» **Problem details**: Separate out the lines that hold "Continuous".

[Data listing]
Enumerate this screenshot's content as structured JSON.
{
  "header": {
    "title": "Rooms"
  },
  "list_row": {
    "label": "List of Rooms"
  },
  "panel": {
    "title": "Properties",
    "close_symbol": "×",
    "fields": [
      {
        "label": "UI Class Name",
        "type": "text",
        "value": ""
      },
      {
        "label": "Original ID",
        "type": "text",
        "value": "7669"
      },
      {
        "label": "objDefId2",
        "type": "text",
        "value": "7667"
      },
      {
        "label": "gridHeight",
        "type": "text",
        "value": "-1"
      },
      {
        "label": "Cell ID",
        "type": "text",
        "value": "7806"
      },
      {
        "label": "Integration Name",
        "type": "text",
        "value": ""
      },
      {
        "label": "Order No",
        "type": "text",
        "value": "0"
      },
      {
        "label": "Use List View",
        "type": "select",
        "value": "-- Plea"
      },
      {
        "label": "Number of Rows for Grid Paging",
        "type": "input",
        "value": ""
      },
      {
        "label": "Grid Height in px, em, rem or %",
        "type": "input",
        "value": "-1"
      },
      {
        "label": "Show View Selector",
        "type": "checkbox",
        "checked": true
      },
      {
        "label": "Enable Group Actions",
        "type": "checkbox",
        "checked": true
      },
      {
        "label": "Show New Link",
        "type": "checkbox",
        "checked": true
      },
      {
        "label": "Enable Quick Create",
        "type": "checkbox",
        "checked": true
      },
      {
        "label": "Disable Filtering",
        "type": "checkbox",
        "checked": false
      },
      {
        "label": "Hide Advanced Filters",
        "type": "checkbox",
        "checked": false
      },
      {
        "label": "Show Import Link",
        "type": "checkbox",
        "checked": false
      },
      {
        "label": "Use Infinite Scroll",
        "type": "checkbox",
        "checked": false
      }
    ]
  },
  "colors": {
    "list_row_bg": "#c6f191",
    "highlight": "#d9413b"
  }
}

==

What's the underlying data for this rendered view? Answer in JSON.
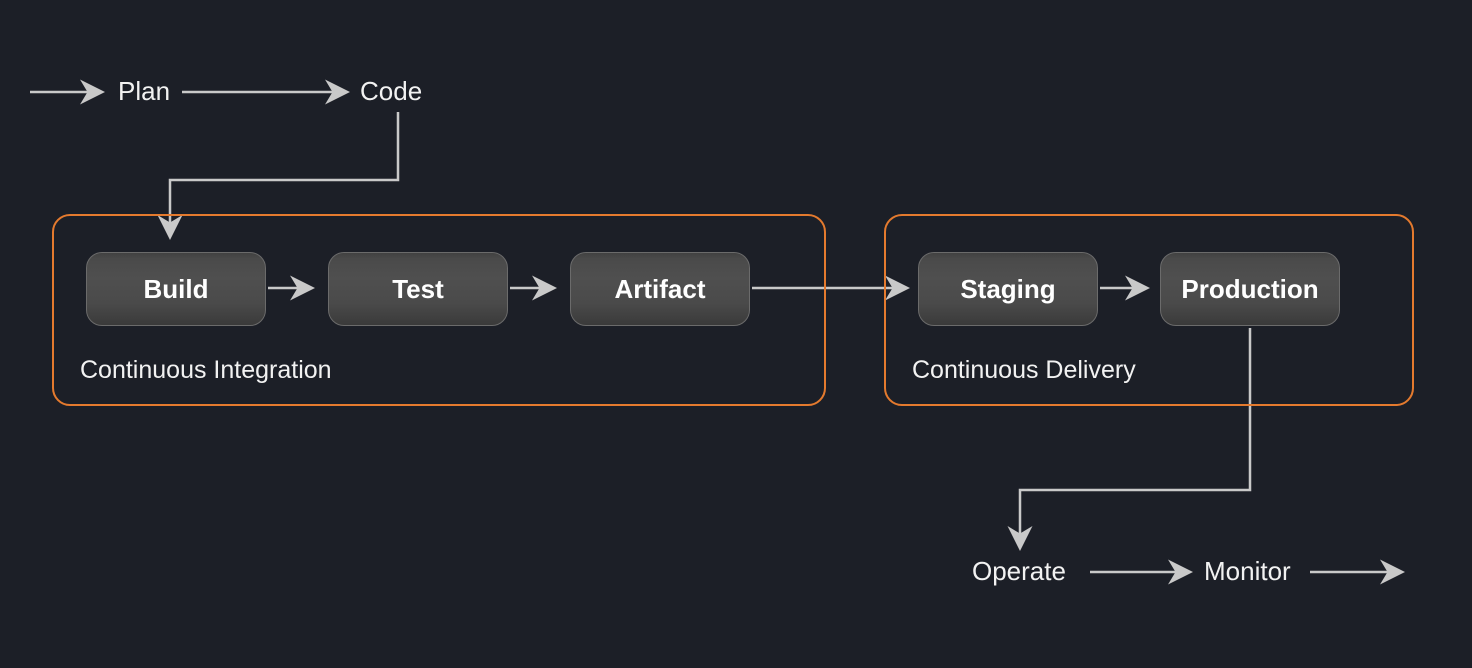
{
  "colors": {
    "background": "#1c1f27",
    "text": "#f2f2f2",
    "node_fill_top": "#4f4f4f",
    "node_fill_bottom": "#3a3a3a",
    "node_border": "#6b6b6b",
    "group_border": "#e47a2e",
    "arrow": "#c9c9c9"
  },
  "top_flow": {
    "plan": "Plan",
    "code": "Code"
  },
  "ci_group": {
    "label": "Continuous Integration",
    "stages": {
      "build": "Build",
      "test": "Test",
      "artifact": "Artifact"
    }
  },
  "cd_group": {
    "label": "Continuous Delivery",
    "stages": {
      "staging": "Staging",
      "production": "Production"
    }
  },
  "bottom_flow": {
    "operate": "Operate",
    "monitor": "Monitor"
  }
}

» **Exercise output**:
    "label": "Continuous Integration",
    "label": "Continuous Delivery",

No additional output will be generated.